# [WORK TO BE COMPLETED]
Which lines of the records contain "organization"? Collect every one of them.

Structured figure records
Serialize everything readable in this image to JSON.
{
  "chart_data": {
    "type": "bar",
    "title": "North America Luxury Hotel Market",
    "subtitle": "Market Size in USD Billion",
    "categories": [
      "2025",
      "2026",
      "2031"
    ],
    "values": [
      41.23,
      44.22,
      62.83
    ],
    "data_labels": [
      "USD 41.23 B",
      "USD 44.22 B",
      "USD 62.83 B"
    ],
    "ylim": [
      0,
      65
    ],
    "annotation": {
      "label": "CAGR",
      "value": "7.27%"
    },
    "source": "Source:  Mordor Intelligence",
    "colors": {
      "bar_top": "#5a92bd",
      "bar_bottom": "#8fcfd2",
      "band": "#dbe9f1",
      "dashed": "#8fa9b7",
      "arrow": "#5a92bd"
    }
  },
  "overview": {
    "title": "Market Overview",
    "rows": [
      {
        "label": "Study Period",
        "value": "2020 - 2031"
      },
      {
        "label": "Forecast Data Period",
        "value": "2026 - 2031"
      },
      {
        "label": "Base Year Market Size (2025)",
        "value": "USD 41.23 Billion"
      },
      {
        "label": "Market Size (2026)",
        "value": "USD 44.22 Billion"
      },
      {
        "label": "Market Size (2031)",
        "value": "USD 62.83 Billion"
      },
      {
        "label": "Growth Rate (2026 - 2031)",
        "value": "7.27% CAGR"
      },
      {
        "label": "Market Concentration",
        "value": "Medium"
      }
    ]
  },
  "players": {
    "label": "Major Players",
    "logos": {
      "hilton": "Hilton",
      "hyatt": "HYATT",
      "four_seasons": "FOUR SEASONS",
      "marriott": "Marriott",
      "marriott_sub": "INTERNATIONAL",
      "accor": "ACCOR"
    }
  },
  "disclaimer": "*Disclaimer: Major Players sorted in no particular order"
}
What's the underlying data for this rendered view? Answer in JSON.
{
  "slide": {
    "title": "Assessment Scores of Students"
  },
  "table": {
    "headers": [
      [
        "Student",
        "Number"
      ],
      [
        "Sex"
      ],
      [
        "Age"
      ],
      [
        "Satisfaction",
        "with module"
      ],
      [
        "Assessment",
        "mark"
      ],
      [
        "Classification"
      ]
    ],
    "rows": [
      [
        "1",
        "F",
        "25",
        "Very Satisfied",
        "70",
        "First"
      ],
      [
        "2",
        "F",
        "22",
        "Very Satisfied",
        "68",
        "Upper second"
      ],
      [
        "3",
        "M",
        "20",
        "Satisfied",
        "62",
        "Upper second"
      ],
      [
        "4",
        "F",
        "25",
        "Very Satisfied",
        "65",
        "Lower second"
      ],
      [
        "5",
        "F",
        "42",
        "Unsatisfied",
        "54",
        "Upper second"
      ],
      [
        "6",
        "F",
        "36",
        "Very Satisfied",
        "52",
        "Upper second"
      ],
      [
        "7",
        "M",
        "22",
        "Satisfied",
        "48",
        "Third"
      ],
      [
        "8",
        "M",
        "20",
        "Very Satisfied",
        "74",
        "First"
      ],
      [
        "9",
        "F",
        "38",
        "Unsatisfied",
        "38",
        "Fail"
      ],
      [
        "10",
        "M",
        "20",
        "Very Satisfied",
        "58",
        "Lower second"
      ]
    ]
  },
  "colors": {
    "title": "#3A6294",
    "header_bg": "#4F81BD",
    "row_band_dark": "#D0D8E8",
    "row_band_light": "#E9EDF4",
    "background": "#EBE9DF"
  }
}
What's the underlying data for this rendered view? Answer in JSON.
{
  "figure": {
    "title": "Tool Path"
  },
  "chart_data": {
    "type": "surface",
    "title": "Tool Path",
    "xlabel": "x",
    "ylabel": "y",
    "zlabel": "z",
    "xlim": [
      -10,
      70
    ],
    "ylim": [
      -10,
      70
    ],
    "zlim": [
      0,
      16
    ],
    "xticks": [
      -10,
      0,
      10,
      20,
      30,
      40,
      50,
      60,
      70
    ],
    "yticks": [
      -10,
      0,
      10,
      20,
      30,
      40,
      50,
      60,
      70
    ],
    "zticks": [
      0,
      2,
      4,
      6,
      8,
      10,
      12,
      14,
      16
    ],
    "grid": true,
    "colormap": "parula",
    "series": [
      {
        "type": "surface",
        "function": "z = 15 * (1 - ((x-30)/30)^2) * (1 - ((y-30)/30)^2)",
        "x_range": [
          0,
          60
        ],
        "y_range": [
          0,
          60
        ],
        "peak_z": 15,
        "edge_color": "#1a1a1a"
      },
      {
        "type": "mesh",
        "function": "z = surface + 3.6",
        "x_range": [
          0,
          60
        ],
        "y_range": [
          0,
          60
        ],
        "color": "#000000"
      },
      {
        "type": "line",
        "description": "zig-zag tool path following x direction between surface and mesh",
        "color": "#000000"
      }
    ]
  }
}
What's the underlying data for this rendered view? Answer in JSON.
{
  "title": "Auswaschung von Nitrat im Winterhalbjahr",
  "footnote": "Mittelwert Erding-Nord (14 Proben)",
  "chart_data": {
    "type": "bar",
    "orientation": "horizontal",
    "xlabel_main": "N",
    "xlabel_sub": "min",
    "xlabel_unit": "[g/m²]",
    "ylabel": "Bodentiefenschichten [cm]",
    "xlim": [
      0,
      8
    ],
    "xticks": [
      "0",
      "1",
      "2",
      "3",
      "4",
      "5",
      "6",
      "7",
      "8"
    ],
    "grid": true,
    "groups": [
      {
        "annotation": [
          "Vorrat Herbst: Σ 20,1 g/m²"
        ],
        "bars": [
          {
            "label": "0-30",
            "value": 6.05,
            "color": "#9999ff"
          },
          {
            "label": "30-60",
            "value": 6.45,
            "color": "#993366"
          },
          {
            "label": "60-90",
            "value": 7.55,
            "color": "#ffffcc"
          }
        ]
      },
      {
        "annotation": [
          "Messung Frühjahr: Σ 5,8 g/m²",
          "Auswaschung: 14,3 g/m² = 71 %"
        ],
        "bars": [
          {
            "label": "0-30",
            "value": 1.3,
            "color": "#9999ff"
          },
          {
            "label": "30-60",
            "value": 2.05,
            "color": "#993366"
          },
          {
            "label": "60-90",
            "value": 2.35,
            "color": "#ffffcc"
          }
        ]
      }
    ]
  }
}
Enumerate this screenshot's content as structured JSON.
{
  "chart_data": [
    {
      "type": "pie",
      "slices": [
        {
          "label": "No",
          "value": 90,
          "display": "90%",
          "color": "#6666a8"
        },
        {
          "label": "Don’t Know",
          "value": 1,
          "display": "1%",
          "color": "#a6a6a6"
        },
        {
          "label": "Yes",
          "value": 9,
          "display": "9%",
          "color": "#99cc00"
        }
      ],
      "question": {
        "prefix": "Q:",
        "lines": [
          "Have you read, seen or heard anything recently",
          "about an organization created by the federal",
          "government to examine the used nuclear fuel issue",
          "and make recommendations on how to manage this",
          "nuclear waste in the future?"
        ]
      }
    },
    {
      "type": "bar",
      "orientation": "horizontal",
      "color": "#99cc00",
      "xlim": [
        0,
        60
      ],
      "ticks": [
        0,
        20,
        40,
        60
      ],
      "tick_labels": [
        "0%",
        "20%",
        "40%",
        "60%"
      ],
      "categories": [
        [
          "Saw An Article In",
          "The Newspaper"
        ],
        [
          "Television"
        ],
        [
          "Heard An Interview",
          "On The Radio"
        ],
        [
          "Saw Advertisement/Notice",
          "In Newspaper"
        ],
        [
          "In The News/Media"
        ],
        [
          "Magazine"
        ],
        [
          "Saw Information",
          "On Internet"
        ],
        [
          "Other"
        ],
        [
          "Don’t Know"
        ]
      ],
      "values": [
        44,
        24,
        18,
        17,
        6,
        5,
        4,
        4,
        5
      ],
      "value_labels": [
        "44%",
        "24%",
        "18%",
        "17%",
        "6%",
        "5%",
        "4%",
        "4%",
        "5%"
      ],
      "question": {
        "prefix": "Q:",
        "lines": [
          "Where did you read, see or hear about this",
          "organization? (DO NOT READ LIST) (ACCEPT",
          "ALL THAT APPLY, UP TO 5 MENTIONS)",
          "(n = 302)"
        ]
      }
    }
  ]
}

# [WORKED SOLUTION]
          "about an organization created by the federal",
          "organization? (DO NOT READ LIST) (ACCEPT",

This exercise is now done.